Reproduce each line of the material precisely.

(Dataset items)
########

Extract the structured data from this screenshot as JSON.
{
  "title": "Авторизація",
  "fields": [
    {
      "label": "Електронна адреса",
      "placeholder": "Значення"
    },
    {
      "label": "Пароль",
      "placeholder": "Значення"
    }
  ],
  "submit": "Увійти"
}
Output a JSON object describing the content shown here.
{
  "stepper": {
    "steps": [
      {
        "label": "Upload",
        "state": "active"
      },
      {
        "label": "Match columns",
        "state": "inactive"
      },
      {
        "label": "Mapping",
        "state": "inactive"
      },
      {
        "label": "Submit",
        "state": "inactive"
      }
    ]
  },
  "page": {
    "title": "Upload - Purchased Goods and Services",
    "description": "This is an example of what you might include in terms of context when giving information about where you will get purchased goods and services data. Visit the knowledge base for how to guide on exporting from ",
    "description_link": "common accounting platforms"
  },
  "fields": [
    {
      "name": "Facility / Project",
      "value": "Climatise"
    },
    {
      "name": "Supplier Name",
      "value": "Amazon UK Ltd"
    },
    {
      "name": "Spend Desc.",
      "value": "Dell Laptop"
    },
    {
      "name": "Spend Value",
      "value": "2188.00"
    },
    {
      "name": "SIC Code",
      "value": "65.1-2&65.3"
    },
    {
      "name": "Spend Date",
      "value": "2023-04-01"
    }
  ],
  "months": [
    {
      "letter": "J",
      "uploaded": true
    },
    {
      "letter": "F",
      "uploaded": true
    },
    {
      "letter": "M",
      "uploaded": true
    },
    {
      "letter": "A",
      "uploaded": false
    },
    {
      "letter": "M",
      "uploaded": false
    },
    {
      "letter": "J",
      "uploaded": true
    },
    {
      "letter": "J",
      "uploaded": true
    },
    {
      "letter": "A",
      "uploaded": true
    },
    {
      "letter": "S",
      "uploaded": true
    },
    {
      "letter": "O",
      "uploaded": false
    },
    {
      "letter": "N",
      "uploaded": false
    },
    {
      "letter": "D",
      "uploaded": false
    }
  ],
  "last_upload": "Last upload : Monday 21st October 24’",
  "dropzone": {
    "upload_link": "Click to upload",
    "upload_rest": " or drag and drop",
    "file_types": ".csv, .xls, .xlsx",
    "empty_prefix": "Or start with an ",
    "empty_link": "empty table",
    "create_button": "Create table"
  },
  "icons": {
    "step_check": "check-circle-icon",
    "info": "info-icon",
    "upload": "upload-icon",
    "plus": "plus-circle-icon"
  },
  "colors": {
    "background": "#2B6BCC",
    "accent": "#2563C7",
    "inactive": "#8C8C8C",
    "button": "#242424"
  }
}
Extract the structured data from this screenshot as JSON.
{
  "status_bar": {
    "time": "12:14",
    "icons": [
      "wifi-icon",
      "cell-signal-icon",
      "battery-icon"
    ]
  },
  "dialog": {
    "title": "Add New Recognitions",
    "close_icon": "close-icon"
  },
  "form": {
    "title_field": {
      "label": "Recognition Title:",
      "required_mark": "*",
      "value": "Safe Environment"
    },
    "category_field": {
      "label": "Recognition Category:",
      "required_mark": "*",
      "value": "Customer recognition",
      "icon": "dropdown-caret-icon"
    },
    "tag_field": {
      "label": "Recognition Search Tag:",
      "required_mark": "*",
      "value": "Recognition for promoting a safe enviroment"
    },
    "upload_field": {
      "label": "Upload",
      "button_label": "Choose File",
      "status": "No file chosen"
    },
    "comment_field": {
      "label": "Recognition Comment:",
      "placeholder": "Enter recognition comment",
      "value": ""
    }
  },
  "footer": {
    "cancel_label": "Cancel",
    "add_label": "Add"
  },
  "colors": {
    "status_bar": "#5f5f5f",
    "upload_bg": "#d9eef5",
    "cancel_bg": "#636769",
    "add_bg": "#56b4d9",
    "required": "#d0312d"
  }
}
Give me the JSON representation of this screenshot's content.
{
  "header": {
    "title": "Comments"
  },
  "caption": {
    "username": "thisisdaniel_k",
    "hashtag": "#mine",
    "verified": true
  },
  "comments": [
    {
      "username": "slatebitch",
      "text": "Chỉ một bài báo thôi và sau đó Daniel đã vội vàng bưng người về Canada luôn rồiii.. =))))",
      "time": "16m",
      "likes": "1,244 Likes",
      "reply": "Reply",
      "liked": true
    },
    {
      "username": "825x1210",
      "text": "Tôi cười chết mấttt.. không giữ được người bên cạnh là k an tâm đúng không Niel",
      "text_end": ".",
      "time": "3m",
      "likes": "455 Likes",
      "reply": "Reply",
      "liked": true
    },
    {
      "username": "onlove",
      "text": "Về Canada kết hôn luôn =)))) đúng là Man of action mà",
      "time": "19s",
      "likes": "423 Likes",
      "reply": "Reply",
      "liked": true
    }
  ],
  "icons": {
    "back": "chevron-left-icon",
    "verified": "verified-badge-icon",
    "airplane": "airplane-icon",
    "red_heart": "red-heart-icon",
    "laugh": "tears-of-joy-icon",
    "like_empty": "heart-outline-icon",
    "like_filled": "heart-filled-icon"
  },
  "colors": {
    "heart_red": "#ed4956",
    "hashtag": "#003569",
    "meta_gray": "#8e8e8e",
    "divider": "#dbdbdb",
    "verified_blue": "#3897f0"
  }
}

########

* **OUTPUT FOR THIS TASK**:
Extract the structured data from this screenshot as JSON.
{
  "title": "Авторизація",
  "fields": [
    {
      "label": "Електронна адреса",
      "placeholder": "Значення"
    },
    {
      "label": "Пароль",
      "placeholder": "Значення"
    }
  ],
  "submit": "Увійти"
}
Output a JSON object describing the content shown here.
{
  "stepper": {
    "steps": [
      {
        "label": "Upload",
        "state": "active"
      },
      {
        "label": "Match columns",
        "state": "inactive"
      },
      {
        "label": "Mapping",
        "state": "inactive"
      },
      {
        "label": "Submit",
        "state": "inactive"
      }
    ]
  },
  "page": {
    "title": "Upload - Purchased Goods and Services",
    "description": "This is an example of what you might include in terms of context when giving information about where you will get purchased goods and services data. Visit the knowledge base for how to guide on exporting from ",
    "description_link": "common accounting platforms"
  },
  "fields": [
    {
      "name": "Facility / Project",
      "value": "Climatise"
    },
    {
      "name": "Supplier Name",
      "value": "Amazon UK Ltd"
    },
    {
      "name": "Spend Desc.",
      "value": "Dell Laptop"
    },
    {
      "name": "Spend Value",
      "value": "2188.00"
    },
    {
      "name": "SIC Code",
      "value": "65.1-2&65.3"
    },
    {
      "name": "Spend Date",
      "value": "2023-04-01"
    }
  ],
  "months": [
    {
      "letter": "J",
      "uploaded": true
    },
    {
      "letter": "F",
      "uploaded": true
    },
    {
      "letter": "M",
      "uploaded": true
    },
    {
      "letter": "A",
      "uploaded": false
    },
    {
      "letter": "M",
      "uploaded": false
    },
    {
      "letter": "J",
      "uploaded": true
    },
    {
      "letter": "J",
      "uploaded": true
    },
    {
      "letter": "A",
      "uploaded": true
    },
    {
      "letter": "S",
      "uploaded": true
    },
    {
      "letter": "O",
      "uploaded": false
    },
    {
      "letter": "N",
      "uploaded": false
    },
    {
      "letter": "D",
      "uploaded": false
    }
  ],
  "last_upload": "Last upload : Monday 21st October 24’",
  "dropzone": {
    "upload_link": "Click to upload",
    "upload_rest": " or drag and drop",
    "file_types": ".csv, .xls, .xlsx",
    "empty_prefix": "Or start with an ",
    "empty_link": "empty table",
    "create_button": "Create table"
  },
  "icons": {
    "step_check": "check-circle-icon",
    "info": "info-icon",
    "upload": "upload-icon",
    "plus": "plus-circle-icon"
  },
  "colors": {
    "background": "#2B6BCC",
    "accent": "#2563C7",
    "inactive": "#8C8C8C",
    "button": "#242424"
  }
}
Extract the structured data from this screenshot as JSON.
{
  "status_bar": {
    "time": "12:14",
    "icons": [
      "wifi-icon",
      "cell-signal-icon",
      "battery-icon"
    ]
  },
  "dialog": {
    "title": "Add New Recognitions",
    "close_icon": "close-icon"
  },
  "form": {
    "title_field": {
      "label": "Recognition Title:",
      "required_mark": "*",
      "value": "Safe Environment"
    },
    "category_field": {
      "label": "Recognition Category:",
      "required_mark": "*",
      "value": "Customer recognition",
      "icon": "dropdown-caret-icon"
    },
    "tag_field": {
      "label": "Recognition Search Tag:",
      "required_mark": "*",
      "value": "Recognition for promoting a safe enviroment"
    },
    "upload_field": {
      "label": "Upload",
      "button_label": "Choose File",
      "status": "No file chosen"
    },
    "comment_field": {
      "label": "Recognition Comment:",
      "placeholder": "Enter recognition comment",
      "value": ""
    }
  },
  "footer": {
    "cancel_label": "Cancel",
    "add_label": "Add"
  },
  "colors": {
    "status_bar": "#5f5f5f",
    "upload_bg": "#d9eef5",
    "cancel_bg": "#636769",
    "add_bg": "#56b4d9",
    "required": "#d0312d"
  }
}
Give me the JSON representation of this screenshot's content.
{
  "header": {
    "title": "Comments"
  },
  "caption": {
    "username": "thisisdaniel_k",
    "hashtag": "#mine",
    "verified": true
  },
  "comments": [
    {
      "username": "slatebitch",
      "text": "Chỉ một bài báo thôi và sau đó Daniel đã vội vàng bưng người về Canada luôn rồiii.. =))))",
      "time": "16m",
      "likes": "1,244 Likes",
      "reply": "Reply",
      "liked": true
    },
    {
      "username": "825x1210",
      "text": "Tôi cười chết mấttt.. không giữ được người bên cạnh là k an tâm đúng không Niel",
      "text_end": ".",
      "time": "3m",
      "likes": "455 Likes",
      "reply": "Reply",
      "liked": true
    },
    {
      "username": "onlove",
      "text": "Về Canada kết hôn luôn =)))) đúng là Man of action mà",
      "time": "19s",
      "likes": "423 Likes",
      "reply": "Reply",
      "liked": true
    }
  ],
  "icons": {
    "back": "chevron-left-icon",
    "verified": "verified-badge-icon",
    "airplane": "airplane-icon",
    "red_heart": "red-heart-icon",
    "laugh": "tears-of-joy-icon",
    "like_empty": "heart-outline-icon",
    "like_filled": "heart-filled-icon"
  },
  "colors": {
    "heart_red": "#ed4956",
    "hashtag": "#003569",
    "meta_gray": "#8e8e8e",
    "divider": "#dbdbdb",
    "verified_blue": "#3897f0"
  }
}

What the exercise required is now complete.